Your instructions
An exact reproduction of the records is required, with all images left out.

** BEGIN Extracted material **

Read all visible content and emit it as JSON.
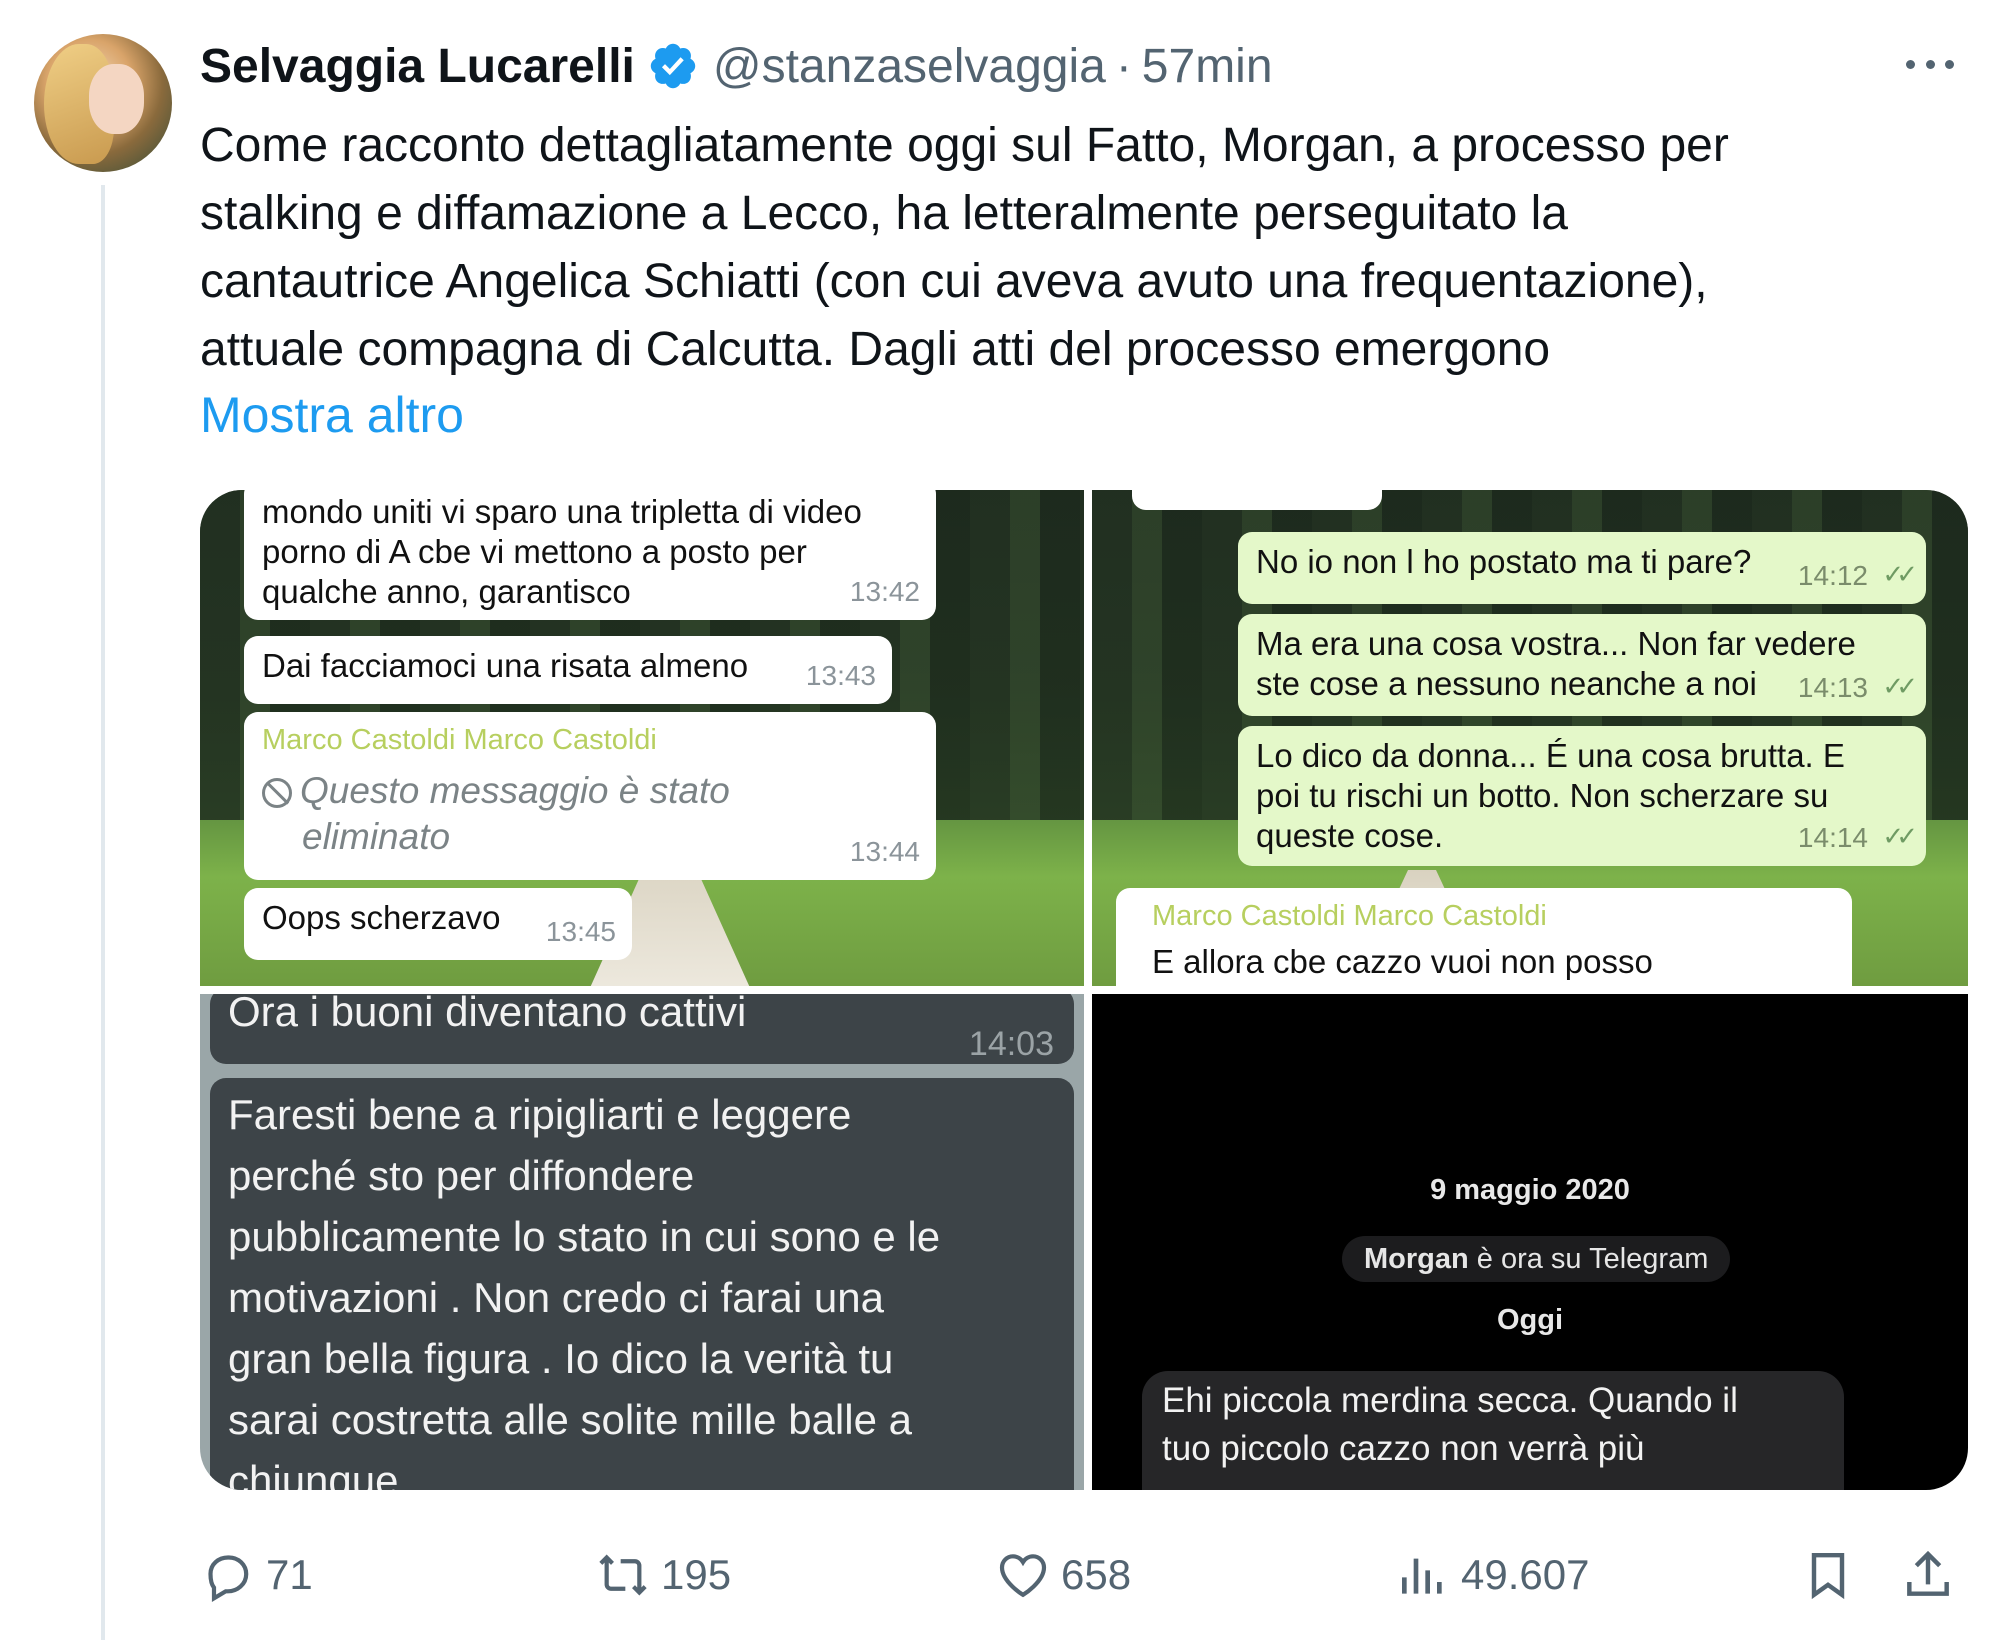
{
  "author": {
    "name": "Selvaggia Lucarelli",
    "handle": "@stanzaselvaggia",
    "separator": "·",
    "time": "57min"
  },
  "tweet": {
    "text_lines": [
      "Come racconto dettagliatamente oggi sul Fatto, Morgan, a processo per",
      "stalking e diffamazione a Lecco, ha letteralmente perseguitato la",
      "cantautrice Angelica Schiatti (con cui aveva avuto una frequentazione),",
      "attuale compagna di Calcutta. Dagli atti del processo emergono"
    ],
    "show_more": "Mostra altro"
  },
  "media": {
    "image1": {
      "messages": [
        {
          "text": "mondo uniti vi sparo una tripletta di video porno di A cbe vi mettono a posto per qualche anno, garantisco",
          "lines": [
            "mondo uniti vi sparo una tripletta di video",
            "porno di A cbe vi mettono a posto per",
            "qualche anno, garantisco"
          ],
          "time": "13:42"
        },
        {
          "text": "Dai facciamoci una risata almeno",
          "time": "13:43"
        },
        {
          "sender": "Marco Castoldi Marco Castoldi",
          "deleted_lines": [
            "Questo messaggio è stato",
            "eliminato"
          ],
          "time": "13:44"
        },
        {
          "text": "Oops scherzavo",
          "time": "13:45"
        }
      ]
    },
    "image2": {
      "messages": [
        {
          "text": "No io non l ho postato ma ti pare?",
          "time": "14:12"
        },
        {
          "lines": [
            "Ma era una cosa vostra... Non far vedere",
            "ste cose a nessuno neanche a noi"
          ],
          "time": "14:13"
        },
        {
          "lines": [
            "Lo dico da donna... É una cosa brutta. E",
            "poi tu rischi un botto. Non scherzare su",
            "queste cose."
          ],
          "time": "14:14"
        },
        {
          "sender": "Marco Castoldi Marco Castoldi",
          "text": "E allora cbe cazzo vuoi non posso"
        }
      ]
    },
    "image3": {
      "messages": [
        {
          "text": "Ora i buoni diventano cattivi",
          "time": "14:03"
        },
        {
          "lines": [
            "Faresti bene a ripigliarti e leggere",
            "perché sto per diffondere",
            "pubblicamente lo stato in cui sono e le",
            "motivazioni . Non credo ci farai una",
            "gran bella figura . Io dico la verità tu",
            "sarai costretta alle solite mille balle a",
            "chiunque"
          ]
        }
      ]
    },
    "image4": {
      "date": "9 maggio 2020",
      "service_name": "Morgan",
      "service_text": " è ora su Telegram",
      "today": "Oggi",
      "message_lines": [
        "Ehi piccola merdina secca. Quando il",
        "tuo piccolo cazzo non verrà più"
      ]
    }
  },
  "actions": {
    "replies": "71",
    "retweets": "195",
    "likes": "658",
    "views": "49.607"
  },
  "colors": {
    "text": "#0f1419",
    "secondary": "#536471",
    "link": "#1d9bf0",
    "verified": "#1d9bf0"
  }
}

** END Extracted material **

Reply to the exercise
Read all visible content and emit it as JSON.
{
  "author": {
    "name": "Selvaggia Lucarelli",
    "handle": "@stanzaselvaggia",
    "separator": "·",
    "time": "57min"
  },
  "tweet": {
    "text_lines": [
      "Come racconto dettagliatamente oggi sul Fatto, Morgan, a processo per",
      "stalking e diffamazione a Lecco, ha letteralmente perseguitato la",
      "cantautrice Angelica Schiatti (con cui aveva avuto una frequentazione),",
      "attuale compagna di Calcutta. Dagli atti del processo emergono"
    ],
    "show_more": "Mostra altro"
  },
  "media": {
    "image1": {
      "messages": [
        {
          "text": "mondo uniti vi sparo una tripletta di video porno di A cbe vi mettono a posto per qualche anno, garantisco",
          "lines": [
            "mondo uniti vi sparo una tripletta di video",
            "porno di A cbe vi mettono a posto per",
            "qualche anno, garantisco"
          ],
          "time": "13:42"
        },
        {
          "text": "Dai facciamoci una risata almeno",
          "time": "13:43"
        },
        {
          "sender": "Marco Castoldi Marco Castoldi",
          "deleted_lines": [
            "Questo messaggio è stato",
            "eliminato"
          ],
          "time": "13:44"
        },
        {
          "text": "Oops scherzavo",
          "time": "13:45"
        }
      ]
    },
    "image2": {
      "messages": [
        {
          "text": "No io non l ho postato ma ti pare?",
          "time": "14:12"
        },
        {
          "lines": [
            "Ma era una cosa vostra... Non far vedere",
            "ste cose a nessuno neanche a noi"
          ],
          "time": "14:13"
        },
        {
          "lines": [
            "Lo dico da donna... É una cosa brutta. E",
            "poi tu rischi un botto. Non scherzare su",
            "queste cose."
          ],
          "time": "14:14"
        },
        {
          "sender": "Marco Castoldi Marco Castoldi",
          "text": "E allora cbe cazzo vuoi non posso"
        }
      ]
    },
    "image3": {
      "messages": [
        {
          "text": "Ora i buoni diventano cattivi",
          "time": "14:03"
        },
        {
          "lines": [
            "Faresti bene a ripigliarti e leggere",
            "perché sto per diffondere",
            "pubblicamente lo stato in cui sono e le",
            "motivazioni . Non credo ci farai una",
            "gran bella figura . Io dico la verità tu",
            "sarai costretta alle solite mille balle a",
            "chiunque"
          ]
        }
      ]
    },
    "image4": {
      "date": "9 maggio 2020",
      "service_name": "Morgan",
      "service_text": " è ora su Telegram",
      "today": "Oggi",
      "message_lines": [
        "Ehi piccola merdina secca. Quando il",
        "tuo piccolo cazzo non verrà più"
      ]
    }
  },
  "actions": {
    "replies": "71",
    "retweets": "195",
    "likes": "658",
    "views": "49.607"
  },
  "colors": {
    "text": "#0f1419",
    "secondary": "#536471",
    "link": "#1d9bf0",
    "verified": "#1d9bf0"
  }
}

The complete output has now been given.